**Aim of the exercise:** A single figure is required: the number of lines in the listing below containing the word "neumonía".

>>>

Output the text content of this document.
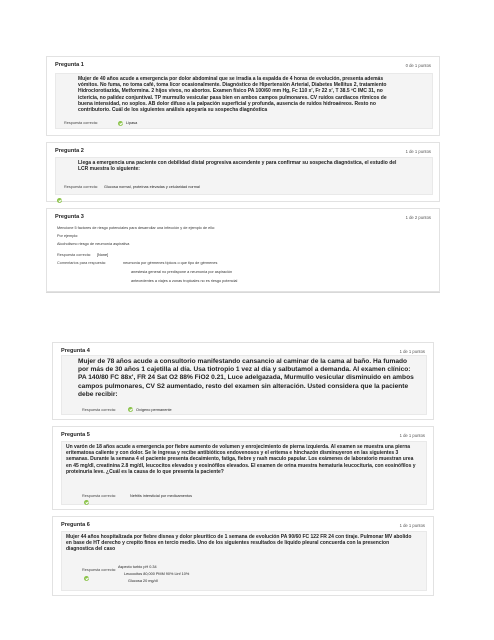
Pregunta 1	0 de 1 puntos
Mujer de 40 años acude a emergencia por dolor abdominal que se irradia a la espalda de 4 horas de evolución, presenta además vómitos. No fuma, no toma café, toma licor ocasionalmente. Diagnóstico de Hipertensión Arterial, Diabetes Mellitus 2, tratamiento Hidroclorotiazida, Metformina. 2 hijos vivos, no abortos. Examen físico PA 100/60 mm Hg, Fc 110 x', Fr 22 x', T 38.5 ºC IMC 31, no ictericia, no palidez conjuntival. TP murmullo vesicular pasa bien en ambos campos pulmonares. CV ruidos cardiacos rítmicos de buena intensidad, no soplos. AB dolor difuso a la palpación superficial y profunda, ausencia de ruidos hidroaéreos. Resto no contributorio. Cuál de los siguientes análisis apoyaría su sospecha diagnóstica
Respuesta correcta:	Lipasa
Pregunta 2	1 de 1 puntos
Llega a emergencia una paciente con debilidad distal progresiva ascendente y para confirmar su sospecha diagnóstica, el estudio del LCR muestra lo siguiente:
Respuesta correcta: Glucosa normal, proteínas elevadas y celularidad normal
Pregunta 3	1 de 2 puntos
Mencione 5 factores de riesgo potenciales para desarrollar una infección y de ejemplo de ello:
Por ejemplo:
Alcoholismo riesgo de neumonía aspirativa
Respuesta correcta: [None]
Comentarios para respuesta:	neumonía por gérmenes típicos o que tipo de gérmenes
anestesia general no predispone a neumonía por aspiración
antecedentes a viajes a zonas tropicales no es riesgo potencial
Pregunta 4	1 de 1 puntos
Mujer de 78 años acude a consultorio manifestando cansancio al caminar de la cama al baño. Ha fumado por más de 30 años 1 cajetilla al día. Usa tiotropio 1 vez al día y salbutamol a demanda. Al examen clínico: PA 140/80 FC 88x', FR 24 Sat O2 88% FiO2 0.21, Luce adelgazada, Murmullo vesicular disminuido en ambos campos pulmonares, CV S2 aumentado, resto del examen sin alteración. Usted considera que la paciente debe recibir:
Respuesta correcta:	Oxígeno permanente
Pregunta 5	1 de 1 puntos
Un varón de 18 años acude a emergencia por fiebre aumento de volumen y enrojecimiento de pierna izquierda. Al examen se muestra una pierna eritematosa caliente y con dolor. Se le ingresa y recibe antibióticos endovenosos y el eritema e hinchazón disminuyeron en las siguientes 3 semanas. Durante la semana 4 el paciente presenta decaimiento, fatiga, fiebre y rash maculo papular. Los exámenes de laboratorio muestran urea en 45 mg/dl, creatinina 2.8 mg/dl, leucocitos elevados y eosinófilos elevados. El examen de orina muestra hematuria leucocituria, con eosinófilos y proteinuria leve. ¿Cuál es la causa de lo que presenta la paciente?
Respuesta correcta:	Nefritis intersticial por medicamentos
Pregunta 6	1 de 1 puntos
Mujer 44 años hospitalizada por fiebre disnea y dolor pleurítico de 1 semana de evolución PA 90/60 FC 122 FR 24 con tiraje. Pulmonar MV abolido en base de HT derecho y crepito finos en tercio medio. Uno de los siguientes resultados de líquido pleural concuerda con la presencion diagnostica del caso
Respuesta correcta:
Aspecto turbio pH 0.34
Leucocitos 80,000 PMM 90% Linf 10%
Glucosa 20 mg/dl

<<<
>>>

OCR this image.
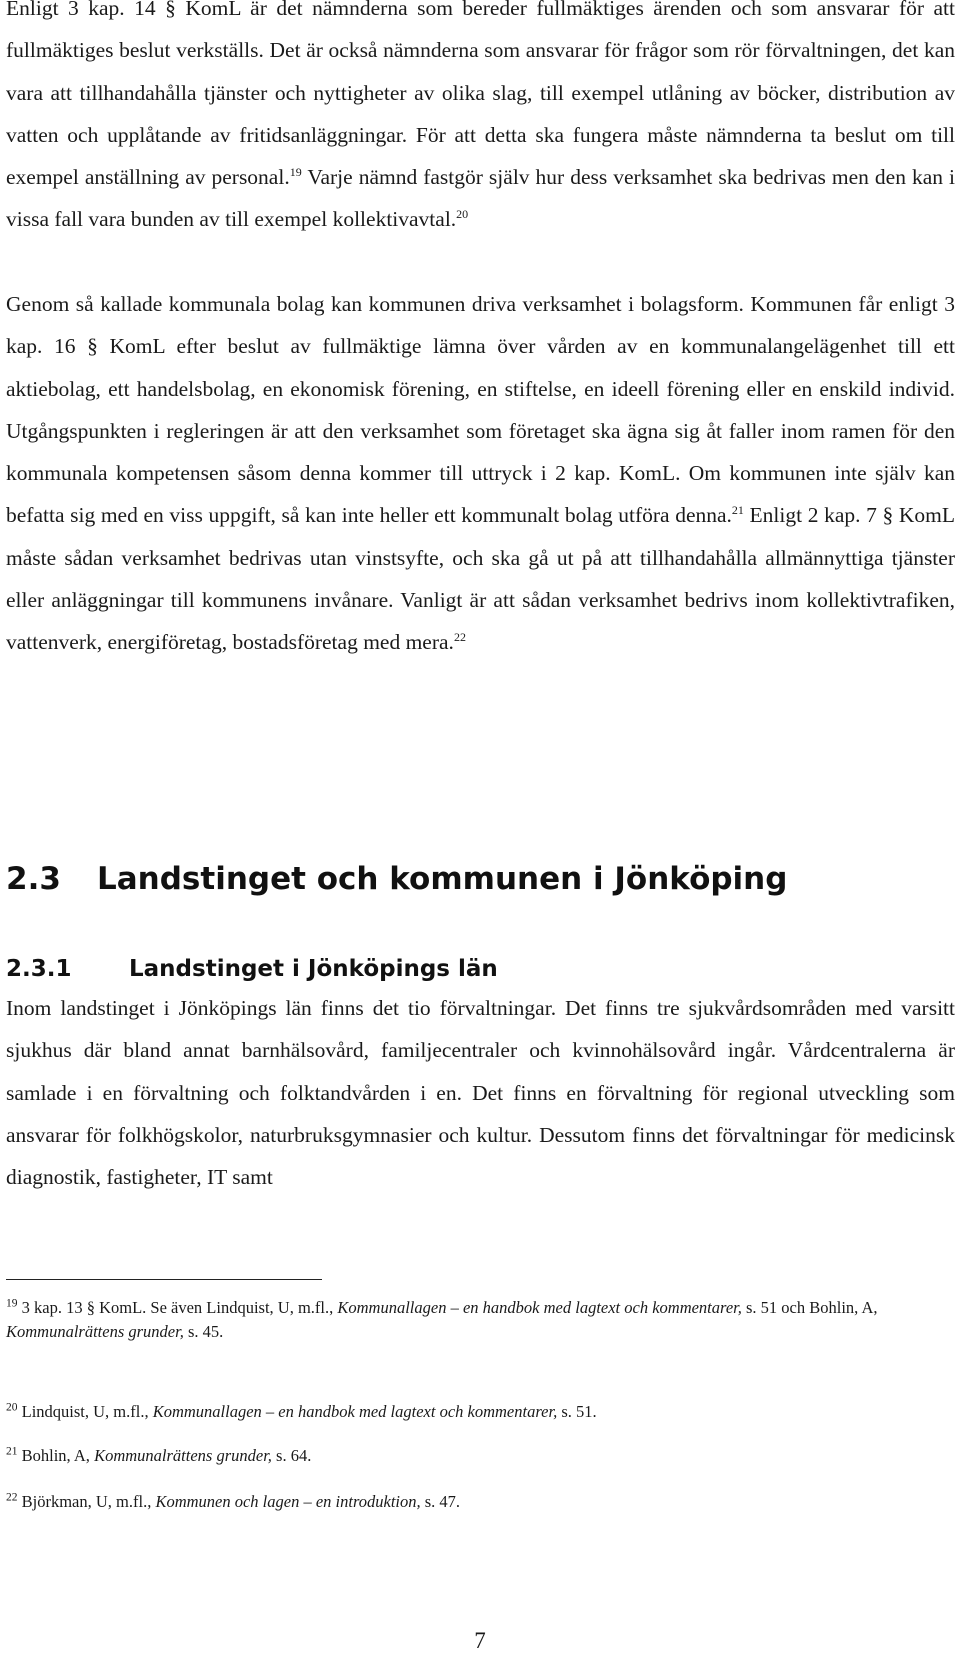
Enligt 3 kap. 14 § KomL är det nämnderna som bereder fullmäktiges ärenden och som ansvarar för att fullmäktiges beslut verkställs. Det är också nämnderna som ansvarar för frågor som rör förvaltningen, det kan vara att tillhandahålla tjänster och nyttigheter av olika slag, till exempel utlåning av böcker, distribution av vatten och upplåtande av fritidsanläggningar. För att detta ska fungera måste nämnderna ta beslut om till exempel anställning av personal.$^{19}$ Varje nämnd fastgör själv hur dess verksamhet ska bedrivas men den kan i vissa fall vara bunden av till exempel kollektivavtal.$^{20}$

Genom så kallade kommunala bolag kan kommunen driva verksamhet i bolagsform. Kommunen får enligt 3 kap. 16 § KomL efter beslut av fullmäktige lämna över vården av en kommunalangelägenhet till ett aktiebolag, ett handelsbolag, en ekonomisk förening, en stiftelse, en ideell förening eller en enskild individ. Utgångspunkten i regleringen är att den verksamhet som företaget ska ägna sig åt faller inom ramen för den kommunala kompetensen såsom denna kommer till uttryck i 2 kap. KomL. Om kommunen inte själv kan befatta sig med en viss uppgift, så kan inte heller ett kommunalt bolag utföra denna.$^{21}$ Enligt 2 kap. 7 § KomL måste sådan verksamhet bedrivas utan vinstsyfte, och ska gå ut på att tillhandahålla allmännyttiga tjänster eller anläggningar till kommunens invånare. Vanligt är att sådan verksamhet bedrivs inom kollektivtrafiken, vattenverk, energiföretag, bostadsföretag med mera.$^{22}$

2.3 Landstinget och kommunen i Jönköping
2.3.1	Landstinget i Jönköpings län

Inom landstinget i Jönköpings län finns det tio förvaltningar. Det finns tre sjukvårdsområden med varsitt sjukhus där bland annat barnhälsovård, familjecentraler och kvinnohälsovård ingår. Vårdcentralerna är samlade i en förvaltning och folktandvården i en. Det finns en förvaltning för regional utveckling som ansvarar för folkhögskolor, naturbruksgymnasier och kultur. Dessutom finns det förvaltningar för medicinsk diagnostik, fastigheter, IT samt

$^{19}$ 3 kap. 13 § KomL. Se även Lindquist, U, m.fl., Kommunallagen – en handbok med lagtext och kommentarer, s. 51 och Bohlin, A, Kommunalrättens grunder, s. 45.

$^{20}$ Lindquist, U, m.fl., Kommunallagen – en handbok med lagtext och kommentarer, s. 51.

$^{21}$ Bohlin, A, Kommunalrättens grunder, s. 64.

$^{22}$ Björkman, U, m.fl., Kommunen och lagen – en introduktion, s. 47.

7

<<<
>>>

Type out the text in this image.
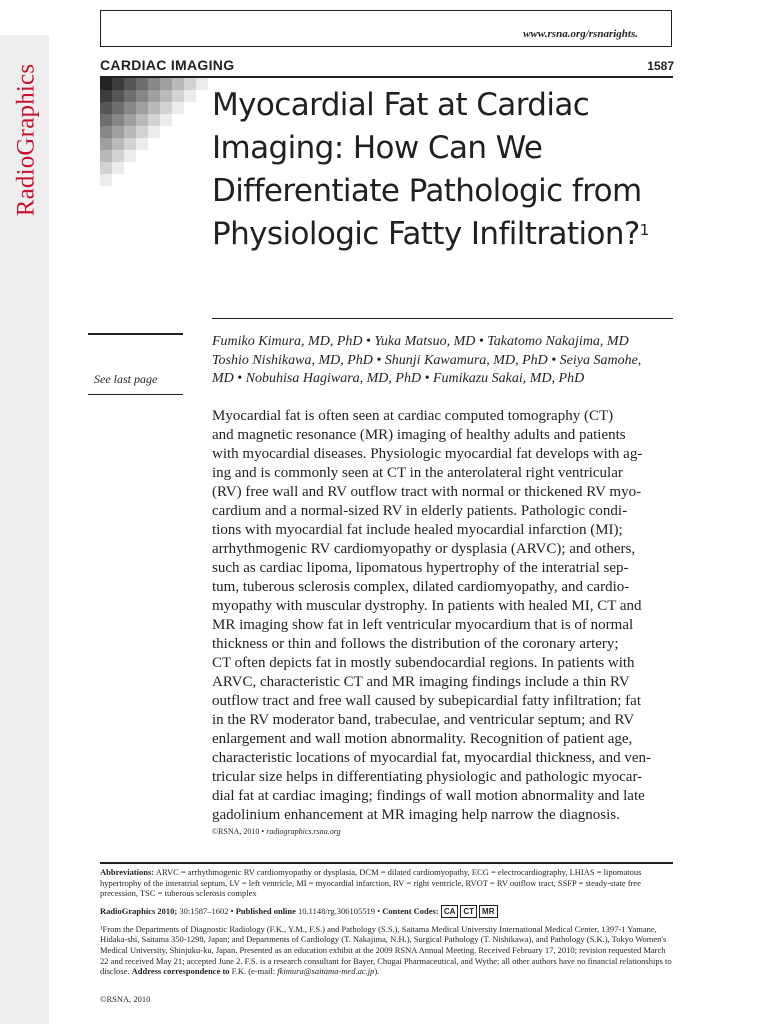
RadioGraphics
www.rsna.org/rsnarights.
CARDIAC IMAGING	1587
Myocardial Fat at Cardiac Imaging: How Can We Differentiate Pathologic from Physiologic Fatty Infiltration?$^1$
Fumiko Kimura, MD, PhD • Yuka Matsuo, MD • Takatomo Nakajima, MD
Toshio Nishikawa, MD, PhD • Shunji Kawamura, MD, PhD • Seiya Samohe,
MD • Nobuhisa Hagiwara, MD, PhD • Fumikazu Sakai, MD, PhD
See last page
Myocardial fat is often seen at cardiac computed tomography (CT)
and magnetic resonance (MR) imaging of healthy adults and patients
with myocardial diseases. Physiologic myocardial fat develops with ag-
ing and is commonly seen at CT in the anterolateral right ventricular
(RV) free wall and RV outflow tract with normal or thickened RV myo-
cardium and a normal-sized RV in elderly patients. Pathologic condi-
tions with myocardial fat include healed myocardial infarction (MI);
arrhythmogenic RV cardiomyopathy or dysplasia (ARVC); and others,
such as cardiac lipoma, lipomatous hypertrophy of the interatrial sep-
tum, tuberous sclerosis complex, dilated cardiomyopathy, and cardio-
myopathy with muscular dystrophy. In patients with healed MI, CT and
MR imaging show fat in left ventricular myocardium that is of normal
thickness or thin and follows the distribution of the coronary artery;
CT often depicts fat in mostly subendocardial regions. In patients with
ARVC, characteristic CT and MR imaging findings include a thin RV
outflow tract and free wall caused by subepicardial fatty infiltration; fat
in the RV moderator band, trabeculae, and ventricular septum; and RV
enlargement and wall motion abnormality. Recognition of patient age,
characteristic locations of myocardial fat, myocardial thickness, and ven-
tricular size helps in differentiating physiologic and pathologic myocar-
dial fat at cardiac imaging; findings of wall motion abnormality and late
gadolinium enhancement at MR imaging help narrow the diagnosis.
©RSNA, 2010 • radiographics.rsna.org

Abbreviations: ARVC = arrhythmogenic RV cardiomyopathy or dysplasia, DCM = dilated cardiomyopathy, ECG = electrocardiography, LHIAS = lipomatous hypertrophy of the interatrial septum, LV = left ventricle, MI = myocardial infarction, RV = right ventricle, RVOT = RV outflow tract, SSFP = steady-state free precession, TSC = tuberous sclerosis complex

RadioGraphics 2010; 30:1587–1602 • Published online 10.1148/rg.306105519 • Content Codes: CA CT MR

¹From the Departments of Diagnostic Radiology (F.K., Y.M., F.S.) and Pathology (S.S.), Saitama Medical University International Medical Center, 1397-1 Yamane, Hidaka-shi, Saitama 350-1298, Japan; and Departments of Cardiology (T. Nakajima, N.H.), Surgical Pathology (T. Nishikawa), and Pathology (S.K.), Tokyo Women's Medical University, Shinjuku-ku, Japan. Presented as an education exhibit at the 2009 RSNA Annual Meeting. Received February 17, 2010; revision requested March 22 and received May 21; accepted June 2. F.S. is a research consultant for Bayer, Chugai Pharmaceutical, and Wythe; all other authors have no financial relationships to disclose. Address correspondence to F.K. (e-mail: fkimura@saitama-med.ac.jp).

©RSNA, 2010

<<<

**Answer for this exercise:** 3